━━━━━ Quoted passage ━━━━━

Troubleshooting

With the mass growth of cloud computing over the last decade (and the design conventions that have arisen around it), it’s easy to forget that there are many “legacy” systems that were either moved into the cloud largely unaltered or remain in the datacenter. These systems reflect the opportunities, visions, and restrictions that the designers faced at the time, and the visibility into them varies wildly.?

Even modern systems have plenty of holes. For instance, a company has built a minimum viable product that generates revenue. It may have experienced high growth. Now that growth has tapered off and the focus is on keeping the current user base happy.? What hasn’t been focused on quite so much is observability and automation.

This article focuses on you, the lucky point person for troubleshooting one of these systems. It explains how to effectively approach the problem, foster a healthy culture around what can easily become a blame fest, and become a respected ‘go-to’ resource for future troubleshooting efforts.

Your system has a problem.

Ideally, the system itself will be the first to alert you to a problem. A red sad face would pop up in the middle of your single dashboard, you’ll click on it to see the definition of the problem and some helpful context, and you’ll be able to swiftly drill down to the cause, enlisting SMEs as you go.

Many systems work like this instead: the red sad face belongs to your customer, you get a Slack from CX saying “Customer X says the website is down. The last time anything went wrong you worked on it, so here you go.” The SMEs don’t work here anymore. Their replacements are enthusiastic and competent but they’ve inherited far too much to know every module inside out. You’ll need them, but they’ll need wrangling.

Your manager’s manager creates a Zoom war room and opens with “Customer X says the website is down. Therefore every part of our high availability, distributed system is down. I’m messaging the CEO to return from their vacation on Micheal Skellig immediately. This is an all-hands situation. How soon can you fix this?”

Your company never quite made the transition to that single dashboard, so you’re looking at multiple Zabbix portals, a Grafana page that summarizes some of them, a bespoke status page that doesn’t cover your newer systems, your email history, and some terminals spewing out trace-level logging.

You really have two problems: one is in the system, and the other is managing the people who are watching you very closely and by proxy, managing the people who are watching them

External Communication Part 1

You may have an Incident Manager who can handle communication, or that person may be you. Either way, even before you scope out the problem, let your points of contact know that you’re on the case and that you’ll update them once you can broadly categorize the problem. That sets an expectation and gives you room to do your job.

━━━━━ Dataset excerpts ━━━━━

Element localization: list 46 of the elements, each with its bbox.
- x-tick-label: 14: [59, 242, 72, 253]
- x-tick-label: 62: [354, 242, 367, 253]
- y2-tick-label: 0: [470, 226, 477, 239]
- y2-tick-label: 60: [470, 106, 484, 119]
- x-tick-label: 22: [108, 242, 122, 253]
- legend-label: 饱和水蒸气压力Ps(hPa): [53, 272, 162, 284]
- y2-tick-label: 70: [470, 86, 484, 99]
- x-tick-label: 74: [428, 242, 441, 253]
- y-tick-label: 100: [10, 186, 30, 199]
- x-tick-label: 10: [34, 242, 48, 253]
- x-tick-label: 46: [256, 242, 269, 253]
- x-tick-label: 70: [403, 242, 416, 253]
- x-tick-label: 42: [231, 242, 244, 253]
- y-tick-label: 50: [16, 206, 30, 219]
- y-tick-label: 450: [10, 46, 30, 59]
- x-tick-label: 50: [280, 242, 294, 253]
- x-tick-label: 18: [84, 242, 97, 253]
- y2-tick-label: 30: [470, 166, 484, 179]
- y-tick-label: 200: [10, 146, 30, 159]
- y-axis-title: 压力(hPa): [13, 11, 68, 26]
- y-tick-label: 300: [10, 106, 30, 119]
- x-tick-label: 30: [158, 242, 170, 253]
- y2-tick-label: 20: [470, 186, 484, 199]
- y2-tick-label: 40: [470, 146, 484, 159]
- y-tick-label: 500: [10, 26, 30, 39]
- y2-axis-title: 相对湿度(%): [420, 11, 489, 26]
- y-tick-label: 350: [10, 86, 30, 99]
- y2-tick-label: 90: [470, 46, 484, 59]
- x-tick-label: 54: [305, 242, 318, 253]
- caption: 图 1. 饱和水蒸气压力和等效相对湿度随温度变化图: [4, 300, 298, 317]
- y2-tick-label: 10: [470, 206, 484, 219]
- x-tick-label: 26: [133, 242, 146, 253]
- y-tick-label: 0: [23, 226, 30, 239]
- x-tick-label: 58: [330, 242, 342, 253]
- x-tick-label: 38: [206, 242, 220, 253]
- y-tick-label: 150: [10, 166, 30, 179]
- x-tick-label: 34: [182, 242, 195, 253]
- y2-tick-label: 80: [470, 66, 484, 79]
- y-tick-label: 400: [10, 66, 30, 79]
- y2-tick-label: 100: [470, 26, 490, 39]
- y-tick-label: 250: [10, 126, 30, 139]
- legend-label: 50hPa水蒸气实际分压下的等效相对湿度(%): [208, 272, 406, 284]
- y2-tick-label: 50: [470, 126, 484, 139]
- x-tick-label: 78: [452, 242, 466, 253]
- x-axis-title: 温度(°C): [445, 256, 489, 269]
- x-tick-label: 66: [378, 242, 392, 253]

━━━━━

§ **Problems to work on**
- a) Rewrite the part of the troubleshooting article starting at "Your manager’s manager" and ending at "out trace-level logging.", replacing "war room" with "crisis room".
- b) According to the troubleshooting article, what should you tell your points of contact even before you scope out the problem?

§ **Per-task outputs**
- a)
Your manager’s manager creates a Zoom crisis room and opens with “Customer X says the website is down. Therefore every part of our high availability, distributed system is down. I’m messaging the CEO to return from their vacation on Micheal Skellig immediately. This is an all-hands situation. How soon can you fix this?”

Your company never quite made the transition to that single dashboard, so you’re looking at multiple Zabbix portals, a Grafana page that summarizes some of them, a bespoke status page that doesn’t cover your newer systems, your email history, and some terminals spewing out trace-level logging.

- b) Tell them that you're on the case and that you'll update them once you can broadly categorize the problem.